[What this task involves]: Output every line of the data exactly as it appears.

+ + + + +

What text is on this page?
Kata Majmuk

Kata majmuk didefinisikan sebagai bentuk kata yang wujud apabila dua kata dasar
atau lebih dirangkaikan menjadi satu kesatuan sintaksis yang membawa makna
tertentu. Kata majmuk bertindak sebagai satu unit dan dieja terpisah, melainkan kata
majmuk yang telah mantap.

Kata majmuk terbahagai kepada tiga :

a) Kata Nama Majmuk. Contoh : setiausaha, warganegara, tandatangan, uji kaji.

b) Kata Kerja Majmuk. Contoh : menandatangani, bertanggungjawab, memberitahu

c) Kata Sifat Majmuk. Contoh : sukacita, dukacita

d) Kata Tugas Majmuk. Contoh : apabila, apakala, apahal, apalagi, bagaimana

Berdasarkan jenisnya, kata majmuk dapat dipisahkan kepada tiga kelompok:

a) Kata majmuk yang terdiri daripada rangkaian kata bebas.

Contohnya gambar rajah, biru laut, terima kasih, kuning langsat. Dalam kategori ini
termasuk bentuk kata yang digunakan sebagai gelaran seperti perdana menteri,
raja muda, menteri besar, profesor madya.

+ + + + +

[Full answer]:
What text is on this page?
Kata Majmuk

Kata majmuk didefinisikan sebagai bentuk kata yang wujud apabila dua kata dasar
atau lebih dirangkaikan menjadi satu kesatuan sintaksis yang membawa makna
tertentu. Kata majmuk bertindak sebagai satu unit dan dieja terpisah, melainkan kata
majmuk yang telah mantap.

Kata majmuk terbahagai kepada tiga :

a) Kata Nama Majmuk. Contoh : setiausaha, warganegara, tandatangan, uji kaji.

b) Kata Kerja Majmuk. Contoh : menandatangani, bertanggungjawab, memberitahu

c) Kata Sifat Majmuk. Contoh : sukacita, dukacita

d) Kata Tugas Majmuk. Contoh : apabila, apakala, apahal, apalagi, bagaimana

Berdasarkan jenisnya, kata majmuk dapat dipisahkan kepada tiga kelompok:

a) Kata majmuk yang terdiri daripada rangkaian kata bebas.

Contohnya gambar rajah, biru laut, terima kasih, kuning langsat. Dalam kategori ini
termasuk bentuk kata yang digunakan sebagai gelaran seperti perdana menteri,
raja muda, menteri besar, profesor madya.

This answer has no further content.